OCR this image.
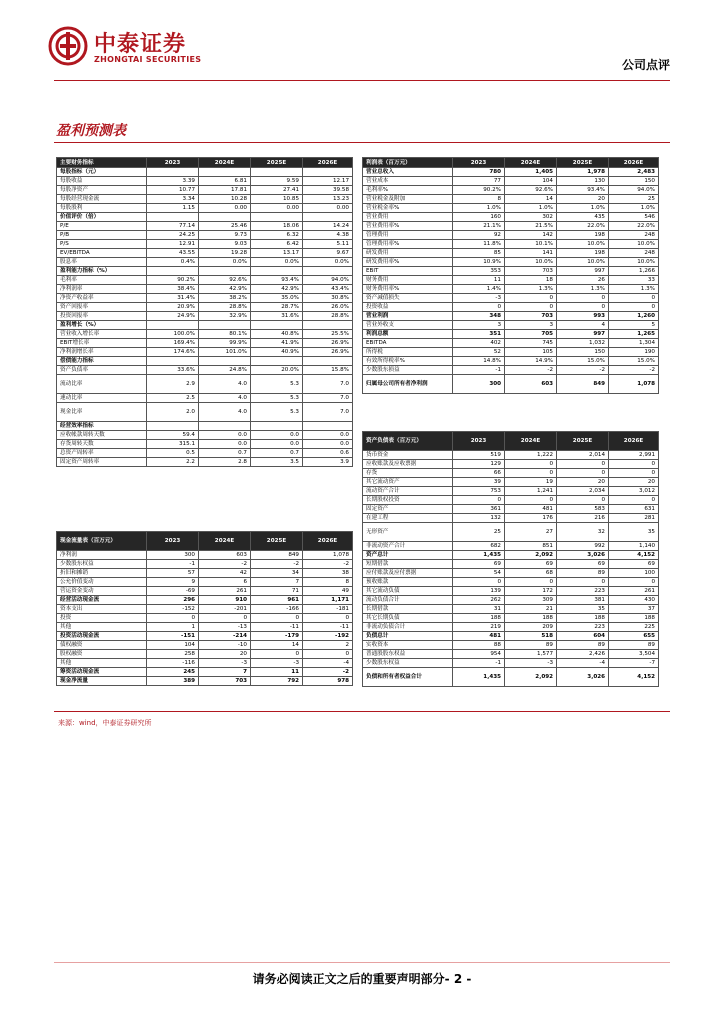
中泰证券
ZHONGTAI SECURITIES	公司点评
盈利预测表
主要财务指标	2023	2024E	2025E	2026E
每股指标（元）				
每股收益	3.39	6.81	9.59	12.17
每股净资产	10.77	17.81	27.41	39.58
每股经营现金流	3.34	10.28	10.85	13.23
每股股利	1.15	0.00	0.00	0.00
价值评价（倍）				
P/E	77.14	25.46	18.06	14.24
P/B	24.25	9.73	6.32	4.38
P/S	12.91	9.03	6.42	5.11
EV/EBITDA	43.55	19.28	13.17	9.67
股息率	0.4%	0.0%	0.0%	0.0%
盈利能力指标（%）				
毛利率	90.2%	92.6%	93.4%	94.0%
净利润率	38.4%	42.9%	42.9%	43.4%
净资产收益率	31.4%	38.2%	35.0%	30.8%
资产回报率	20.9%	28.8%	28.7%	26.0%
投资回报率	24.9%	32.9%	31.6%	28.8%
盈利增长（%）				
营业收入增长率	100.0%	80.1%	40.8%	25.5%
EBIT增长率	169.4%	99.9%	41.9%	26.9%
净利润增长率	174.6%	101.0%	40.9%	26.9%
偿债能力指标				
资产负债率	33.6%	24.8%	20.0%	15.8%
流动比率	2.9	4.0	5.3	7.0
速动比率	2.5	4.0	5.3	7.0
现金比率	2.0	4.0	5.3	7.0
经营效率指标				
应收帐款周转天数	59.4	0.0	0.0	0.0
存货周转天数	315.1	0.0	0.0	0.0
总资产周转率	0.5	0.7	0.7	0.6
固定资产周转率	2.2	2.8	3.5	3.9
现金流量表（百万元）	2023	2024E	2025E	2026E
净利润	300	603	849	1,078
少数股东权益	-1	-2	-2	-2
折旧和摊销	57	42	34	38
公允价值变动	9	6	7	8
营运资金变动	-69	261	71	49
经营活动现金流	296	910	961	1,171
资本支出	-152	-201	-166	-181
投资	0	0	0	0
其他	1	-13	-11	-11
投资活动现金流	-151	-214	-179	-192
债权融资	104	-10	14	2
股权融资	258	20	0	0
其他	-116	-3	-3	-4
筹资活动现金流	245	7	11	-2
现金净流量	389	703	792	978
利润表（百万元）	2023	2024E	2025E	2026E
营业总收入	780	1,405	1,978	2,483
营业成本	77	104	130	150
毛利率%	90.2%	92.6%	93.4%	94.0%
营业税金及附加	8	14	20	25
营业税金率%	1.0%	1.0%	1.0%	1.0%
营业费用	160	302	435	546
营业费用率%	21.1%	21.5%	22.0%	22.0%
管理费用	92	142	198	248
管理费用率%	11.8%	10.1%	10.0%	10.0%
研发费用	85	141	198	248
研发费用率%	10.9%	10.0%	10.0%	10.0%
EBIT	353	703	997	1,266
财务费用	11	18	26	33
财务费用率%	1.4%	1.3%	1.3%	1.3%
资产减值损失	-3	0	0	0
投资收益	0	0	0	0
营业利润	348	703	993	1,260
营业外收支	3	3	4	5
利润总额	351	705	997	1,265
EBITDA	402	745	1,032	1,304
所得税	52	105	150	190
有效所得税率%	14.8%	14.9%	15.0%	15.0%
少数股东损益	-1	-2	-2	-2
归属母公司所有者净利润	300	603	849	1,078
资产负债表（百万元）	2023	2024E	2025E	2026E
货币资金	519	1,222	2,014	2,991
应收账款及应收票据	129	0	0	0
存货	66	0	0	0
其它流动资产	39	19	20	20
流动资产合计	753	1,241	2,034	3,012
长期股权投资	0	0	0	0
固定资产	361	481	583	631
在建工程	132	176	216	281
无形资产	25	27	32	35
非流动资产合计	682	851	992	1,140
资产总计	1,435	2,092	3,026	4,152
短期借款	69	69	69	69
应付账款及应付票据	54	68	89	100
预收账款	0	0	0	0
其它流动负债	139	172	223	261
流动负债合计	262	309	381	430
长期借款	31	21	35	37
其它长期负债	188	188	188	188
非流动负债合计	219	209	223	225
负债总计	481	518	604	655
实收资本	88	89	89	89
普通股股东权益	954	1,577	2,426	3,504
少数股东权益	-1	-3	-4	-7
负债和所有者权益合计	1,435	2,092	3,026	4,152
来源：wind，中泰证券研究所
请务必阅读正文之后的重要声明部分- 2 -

## [Short exercise]
Retype the whole listing, keeping every line identical and omitting all pictures.

## [Full answer]
OCR this image.
中泰证券
ZHONGTAI SECURITIES	公司点评
盈利预测表
主要财务指标	2023	2024E	2025E	2026E
每股指标（元）				
每股收益	3.39	6.81	9.59	12.17
每股净资产	10.77	17.81	27.41	39.58
每股经营现金流	3.34	10.28	10.85	13.23
每股股利	1.15	0.00	0.00	0.00
价值评价（倍）				
P/E	77.14	25.46	18.06	14.24
P/B	24.25	9.73	6.32	4.38
P/S	12.91	9.03	6.42	5.11
EV/EBITDA	43.55	19.28	13.17	9.67
股息率	0.4%	0.0%	0.0%	0.0%
盈利能力指标（%）				
毛利率	90.2%	92.6%	93.4%	94.0%
净利润率	38.4%	42.9%	42.9%	43.4%
净资产收益率	31.4%	38.2%	35.0%	30.8%
资产回报率	20.9%	28.8%	28.7%	26.0%
投资回报率	24.9%	32.9%	31.6%	28.8%
盈利增长（%）				
营业收入增长率	100.0%	80.1%	40.8%	25.5%
EBIT增长率	169.4%	99.9%	41.9%	26.9%
净利润增长率	174.6%	101.0%	40.9%	26.9%
偿债能力指标				
资产负债率	33.6%	24.8%	20.0%	15.8%
流动比率	2.9	4.0	5.3	7.0
速动比率	2.5	4.0	5.3	7.0
现金比率	2.0	4.0	5.3	7.0
经营效率指标				
应收帐款周转天数	59.4	0.0	0.0	0.0
存货周转天数	315.1	0.0	0.0	0.0
总资产周转率	0.5	0.7	0.7	0.6
固定资产周转率	2.2	2.8	3.5	3.9
现金流量表（百万元）	2023	2024E	2025E	2026E
净利润	300	603	849	1,078
少数股东权益	-1	-2	-2	-2
折旧和摊销	57	42	34	38
公允价值变动	9	6	7	8
营运资金变动	-69	261	71	49
经营活动现金流	296	910	961	1,171
资本支出	-152	-201	-166	-181
投资	0	0	0	0
其他	1	-13	-11	-11
投资活动现金流	-151	-214	-179	-192
债权融资	104	-10	14	2
股权融资	258	20	0	0
其他	-116	-3	-3	-4
筹资活动现金流	245	7	11	-2
现金净流量	389	703	792	978
利润表（百万元）	2023	2024E	2025E	2026E
营业总收入	780	1,405	1,978	2,483
营业成本	77	104	130	150
毛利率%	90.2%	92.6%	93.4%	94.0%
营业税金及附加	8	14	20	25
营业税金率%	1.0%	1.0%	1.0%	1.0%
营业费用	160	302	435	546
营业费用率%	21.1%	21.5%	22.0%	22.0%
管理费用	92	142	198	248
管理费用率%	11.8%	10.1%	10.0%	10.0%
研发费用	85	141	198	248
研发费用率%	10.9%	10.0%	10.0%	10.0%
EBIT	353	703	997	1,266
财务费用	11	18	26	33
财务费用率%	1.4%	1.3%	1.3%	1.3%
资产减值损失	-3	0	0	0
投资收益	0	0	0	0
营业利润	348	703	993	1,260
营业外收支	3	3	4	5
利润总额	351	705	997	1,265
EBITDA	402	745	1,032	1,304
所得税	52	105	150	190
有效所得税率%	14.8%	14.9%	15.0%	15.0%
少数股东损益	-1	-2	-2	-2
归属母公司所有者净利润	300	603	849	1,078
资产负债表（百万元）	2023	2024E	2025E	2026E
货币资金	519	1,222	2,014	2,991
应收账款及应收票据	129	0	0	0
存货	66	0	0	0
其它流动资产	39	19	20	20
流动资产合计	753	1,241	2,034	3,012
长期股权投资	0	0	0	0
固定资产	361	481	583	631
在建工程	132	176	216	281
无形资产	25	27	32	35
非流动资产合计	682	851	992	1,140
资产总计	1,435	2,092	3,026	4,152
短期借款	69	69	69	69
应付账款及应付票据	54	68	89	100
预收账款	0	0	0	0
其它流动负债	139	172	223	261
流动负债合计	262	309	381	430
长期借款	31	21	35	37
其它长期负债	188	188	188	188
非流动负债合计	219	209	223	225
负债总计	481	518	604	655
实收资本	88	89	89	89
普通股股东权益	954	1,577	2,426	3,504
少数股东权益	-1	-3	-4	-7
负债和所有者权益合计	1,435	2,092	3,026	4,152
来源：wind，中泰证券研究所
请务必阅读正文之后的重要声明部分- 2 -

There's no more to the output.